═══ Excerpted data

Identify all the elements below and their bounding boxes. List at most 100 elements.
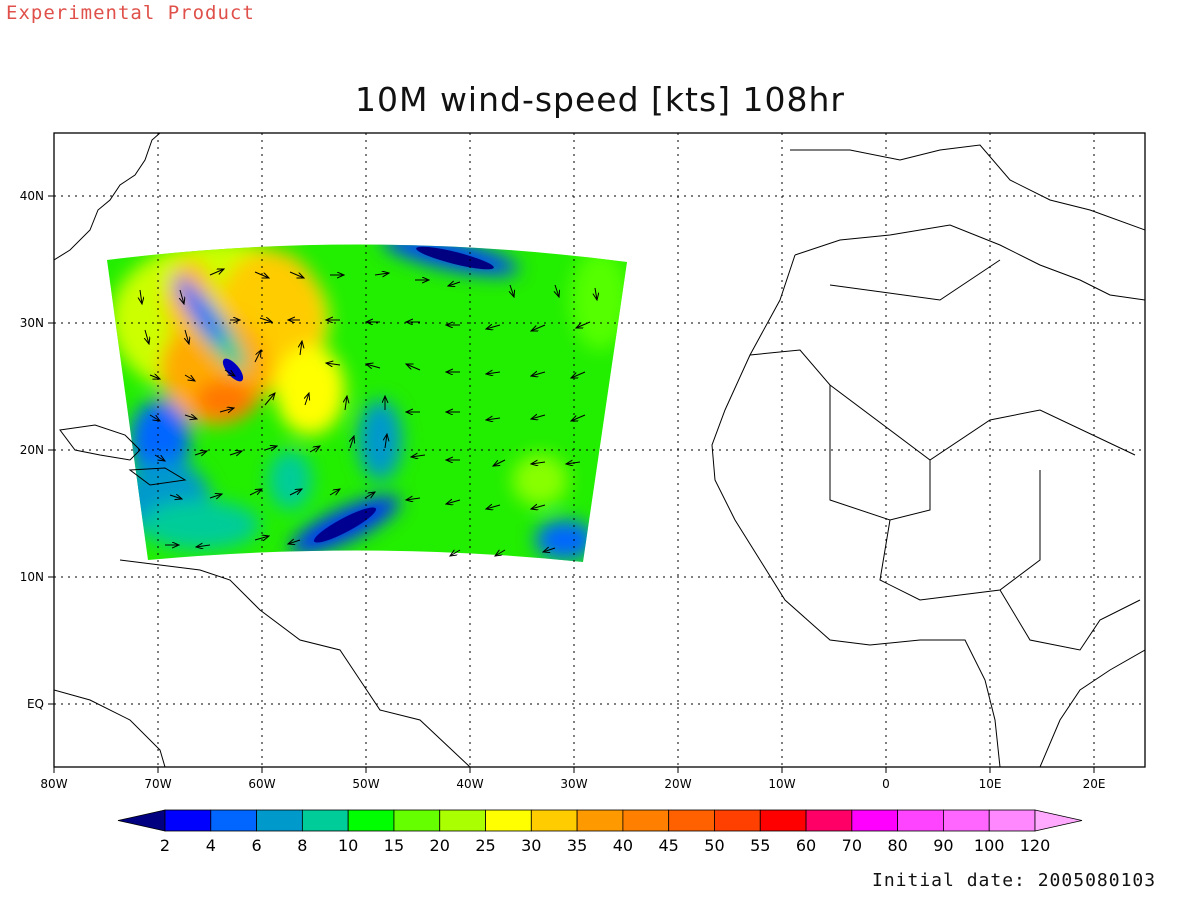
- wind-vector-arrow: [254, 350, 261, 363]
- wind-vector-arrow: [531, 462, 546, 464]
- wind-vector-arrow: [288, 540, 301, 544]
- lon-label-70w: 70W: [144, 777, 171, 791]
- wind-vector-arrow: [264, 446, 277, 450]
- wind-vector-arrow: [486, 372, 501, 374]
- colorbar-swatch: [393, 809, 441, 832]
- lat-label-eq: EQ: [27, 697, 44, 711]
- wind-vector-arrow: [169, 495, 182, 499]
- coastlines: [54, 133, 1145, 767]
- colorbar-label: 10: [338, 836, 358, 855]
- colorbar-swatch: [851, 809, 899, 832]
- wind-vector-arrow: [566, 462, 581, 464]
- wind-vector-arrow: [406, 364, 421, 371]
- colorbar-swatch: [347, 809, 395, 832]
- colorbar-labels: 2 4 6 8 10 15 20 25 30 35 40 45 50 55 60…: [160, 836, 1050, 855]
- wind-vector-arrow: [229, 451, 242, 455]
- wind-vector-arrow: [149, 375, 160, 379]
- lon-label-40w: 40W: [456, 777, 483, 791]
- wind-speed-field: [107, 244, 627, 562]
- wind-vector-arrow: [196, 545, 211, 547]
- lon-label-60w: 60W: [248, 777, 275, 791]
- wind-vector-arrow: [309, 446, 320, 452]
- east-africa-coast: [1039, 649, 1145, 767]
- colorbar-label: 50: [704, 836, 724, 855]
- wind-vector-arrow: [374, 273, 389, 275]
- wind-vector-arrow: [571, 414, 586, 421]
- colorbar-label: 2: [160, 836, 170, 855]
- lat-label-20n: 20N: [20, 443, 44, 457]
- wind-vector-arrow: [531, 505, 546, 509]
- wind-vector-arrow: [184, 374, 195, 381]
- north-africa-coast: [794, 224, 1145, 301]
- west-africa-coast: [711, 254, 1001, 767]
- wind-vector-arrow: [450, 550, 461, 556]
- experimental-product-label: Experimental Product: [6, 2, 255, 24]
- colorbar-swatch: [485, 809, 532, 832]
- wind-vector-arrow: [300, 341, 302, 356]
- colorbar-label: 80: [887, 836, 907, 855]
- wind-vector-arrow: [254, 271, 269, 278]
- wind-vector-arrow: [543, 548, 556, 552]
- lon-label-80w: 80W: [40, 777, 67, 791]
- african-border-5: [999, 589, 1141, 651]
- north-america-coast: [54, 133, 161, 261]
- wind-vector-arrow: [140, 289, 142, 304]
- wind-vector-arrow: [571, 371, 586, 378]
- colorbar-label: 60: [796, 836, 816, 855]
- wind-vector-arrow: [493, 459, 506, 466]
- wind-vector-arrow: [486, 325, 501, 329]
- colorbar-label: 20: [430, 836, 450, 855]
- wind-vector-arrow: [495, 550, 506, 556]
- wind-vector-arrow: [350, 436, 354, 449]
- colorbar-label: 100: [974, 836, 1005, 855]
- wind-vector-arrow: [154, 454, 165, 461]
- wind-vector-arrow: [180, 289, 184, 304]
- colorbar-swatch: [530, 809, 578, 832]
- wind-vector-arrow: [326, 363, 341, 365]
- colorbar-swatch: [714, 809, 761, 832]
- wind-vector-arrow: [510, 284, 514, 297]
- colorbar-swatch: [576, 809, 624, 832]
- colorbar-swatch: [988, 809, 1036, 832]
- colorbar-swatch: [622, 809, 670, 832]
- wind-vector-arrow: [305, 393, 309, 406]
- colorbar-label: 6: [251, 836, 261, 855]
- wind-vector-arrow: [254, 536, 269, 540]
- wind-vector-arrow: [185, 329, 189, 344]
- lon-label-50w: 50W: [352, 777, 379, 791]
- colorbar-label: 4: [206, 836, 216, 855]
- colorbar-label: 15: [384, 836, 404, 855]
- lon-label-0: 0: [882, 777, 890, 791]
- african-border-1: [829, 259, 1001, 301]
- lon-label-20w: 20W: [664, 777, 691, 791]
- wind-vector-arrow: [531, 324, 546, 331]
- wind-vector-arrow: [446, 500, 461, 504]
- wind-vector-arrow: [486, 505, 501, 509]
- wind-vector-arrow: [531, 372, 546, 376]
- wind-vector-arrow: [486, 418, 501, 420]
- wind-vectors: [140, 269, 597, 556]
- lat-label-10n: 10N: [20, 570, 44, 584]
- wind-vector-arrow: [329, 489, 340, 495]
- wind-vector-arrow: [194, 451, 207, 455]
- colorbar-swatch: [439, 809, 486, 832]
- hispaniola: [128, 467, 187, 486]
- wind-vector-arrow: [411, 455, 426, 457]
- cuba: [59, 424, 141, 461]
- colorbar-label: 30: [521, 836, 541, 855]
- colorbar-label: 70: [842, 836, 862, 855]
- colorbar-label: 45: [659, 836, 679, 855]
- wind-vector-arrow: [289, 271, 304, 278]
- wind-vector-arrow: [209, 494, 222, 498]
- wind-vector-arrow: [531, 415, 546, 419]
- colorbar-swatch: [164, 809, 212, 832]
- african-border-3: [829, 385, 931, 521]
- wind-vector-arrow: [366, 364, 381, 368]
- lon-label-10w: 10W: [768, 777, 795, 791]
- map-title: 10M wind-speed [kts] 108hr: [354, 80, 845, 119]
- wind-vector-arrow: [145, 329, 149, 344]
- south-america-coast: [119, 559, 471, 767]
- colorbar-min-arrow: [117, 809, 166, 832]
- colorbar-swatch: [210, 809, 257, 832]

══════

Exercise prompt: Format every line of the material above as a JSON list of strings, one string per line, with blank lines and the picture left out.

Final result:
[
  "Identify all the elements below and their bounding boxes. List at most 100 elements.",
  "- wind-vector-arrow: [254, 350, 261, 363]",
  "- wind-vector-arrow: [531, 462, 546, 464]",
  "- wind-vector-arrow: [288, 540, 301, 544]",
  "- lon-label-70w: 70W: [144, 777, 171, 791]",
  "- wind-vector-arrow: [264, 446, 277, 450]",
  "- wind-vector-arrow: [486, 372, 501, 374]",
  "- colorbar-swatch: [393, 809, 441, 832]",
  "- lat-label-eq: EQ: [27, 697, 44, 711]",
  "- wind-vector-arrow: [169, 495, 182, 499]",
  "- coastlines: [54, 133, 1145, 767]",
  "- colorbar-label: 10: [338, 836, 358, 855]",
  "- colorbar-swatch: [851, 809, 899, 832]",
  "- wind-vector-arrow: [566, 462, 581, 464]",
  "- wind-vector-arrow: [406, 364, 421, 371]",
  "- colorbar-swatch: [347, 809, 395, 832]",
  "- colorbar-labels: 2 4 6 8 10 15 20 25 30 35 40 45 50 55 60…: [160, 836, 1050, 855]",
  "- wind-vector-arrow: [229, 451, 242, 455]",
  "- wind-vector-arrow: [149, 375, 160, 379]",
  "- lon-label-40w: 40W: [456, 777, 483, 791]",
  "- wind-speed-field: [107, 244, 627, 562]",
  "- wind-vector-arrow: [196, 545, 211, 547]",
  "- lon-label-60w: 60W: [248, 777, 275, 791]",
  "- wind-vector-arrow: [309, 446, 320, 452]",
  "- east-africa-coast: [1039, 649, 1145, 767]",
  "- colorbar-label: 50: [704, 836, 724, 855]",
  "- wind-vector-arrow: [374, 273, 389, 275]",
  "- wind-vector-arrow: [571, 414, 586, 421]",
  "- colorbar-label: 2: [160, 836, 170, 855]",
  "- lat-label-20n: 20N: [20, 443, 44, 457]",
  "- wind-vector-arrow: [531, 505, 546, 509]",
  "- wind-vector-arrow: [184, 374, 195, 381]",
  "- north-africa-coast: [794, 224, 1145, 301]",
  "- west-africa-coast: [711, 254, 1001, 767]",
  "- wind-vector-arrow: [450, 550, 461, 556]",
  "- experimental-product-label: Experimental Product: [6, 2, 255, 24]",
  "- colorbar-swatch: [485, 809, 532, 832]",
  "- wind-vector-arrow: [300, 341, 302, 356]",
  "- colorbar-label: 80: [887, 836, 907, 855]",
  "- wind-vector-arrow: [254, 271, 269, 278]",
  "- wind-vector-arrow: [543, 548, 556, 552]",
  "- lon-label-80w: 80W: [40, 777, 67, 791]",
  "- african-border-5: [999, 589, 1141, 651]",
  "- north-america-coast: [54, 133, 161, 261]",
  "- wind-vector-arrow: [140, 289, 142, 304]",
  "- wind-vector-arrow: [571, 371, 586, 378]",
  "- colorbar-label: 60: [796, 836, 816, 855]",
  "- wind-vector-arrow: [493, 459, 506, 466]",
  "- wind-vector-arrow: [486, 325, 501, 329]",
  "- colorbar-label: 20: [430, 836, 450, 855]",
  "- wind-vector-arrow: [495, 550, 506, 556]",
  "- wind-vector-arrow: [350, 436, 354, 449]",
  "- colorbar-label: 100: [974, 836, 1005, 855]",
  "- wind-vector-arrow: [154, 454, 165, 461]",
  "- wind-vector-arrow: [180, 289, 184, 304]",
  "- colorbar-swatch: [530, 809, 578, 832]",
  "- wind-vector-arrow: [326, 363, 341, 365]",
  "- colorbar-swatch: [714, 809, 761, 832]",
  "- wind-vector-arrow: [510, 284, 514, 297]",
  "- colorbar-swatch: [576, 809, 624, 832]",
  "- colorbar-swatch: [988, 809, 1036, 832]",
  "- colorbar-swatch: [622, 809, 670, 832]",
  "- wind-vector-arrow: [305, 393, 309, 406]",
  "- colorbar-label: 6: [251, 836, 261, 855]",
  "- wind-vector-arrow: [254, 536, 269, 540]",
  "- wind-vector-arrow: [185, 329, 189, 344]",
  "- lon-label-50w: 50W: [352, 777, 379, 791]",
  "- colorbar-label: 4: [206, 836, 216, 855]",
  "- colorbar-label: 15: [384, 836, 404, 855]",
  "- lon-label-0: 0: [882, 777, 890, 791]",
  "- african-border-1: [829, 259, 1001, 301]",
  "- lon-label-20w: 20W: [664, 777, 691, 791]",
  "- wind-vector-arrow: [531, 324, 546, 331]",
  "- wind-vector-arrow: [446, 500, 461, 504]",
  "- wind-vector-arrow: [486, 505, 501, 509]",
  "- wind-vector-arrow: [531, 372, 546, 376]",
  "- wind-vector-arrow: [486, 418, 501, 420]",
  "- wind-vectors: [140, 269, 597, 556]",
  "- lat-label-10n: 10N: [20, 570, 44, 584]",
  "- wind-vector-arrow: [329, 489, 340, 495]",
  "- wind-vector-arrow: [194, 451, 207, 455]",
  "- colorbar-swatch: [439, 809, 486, 832]",
  "- hispaniola: [128, 467, 187, 486]",
  "- wind-vector-arrow: [411, 455, 426, 457]",
  "- cuba: [59, 424, 141, 461]",
  "- colorbar-label: 30: [521, 836, 541, 855]",
  "- colorbar-label: 70: [842, 836, 862, 855]",
  "- colorbar-label: 45: [659, 836, 679, 855]",
  "- wind-vector-arrow: [289, 271, 304, 278]",
  "- wind-vector-arrow: [209, 494, 222, 498]",
  "- wind-vector-arrow: [531, 415, 546, 419]",
  "- colorbar-swatch: [164, 809, 212, 832]",
  "- african-border-3: [829, 385, 931, 521]",
  "- wind-vector-arrow: [366, 364, 381, 368]",
  "- lon-label-10w: 10W: [768, 777, 795, 791]",
  "- map-title: 10M wind-speed [kts] 108hr: [354, 80, 845, 119]",
  "- wind-vector-arrow: [145, 329, 149, 344]",
  "- south-america-coast: [119, 559, 471, 767]",
  "- colorbar-min-arrow: [117, 809, 166, 832]",
  "- colorbar-swatch: [210, 809, 257, 832]"
]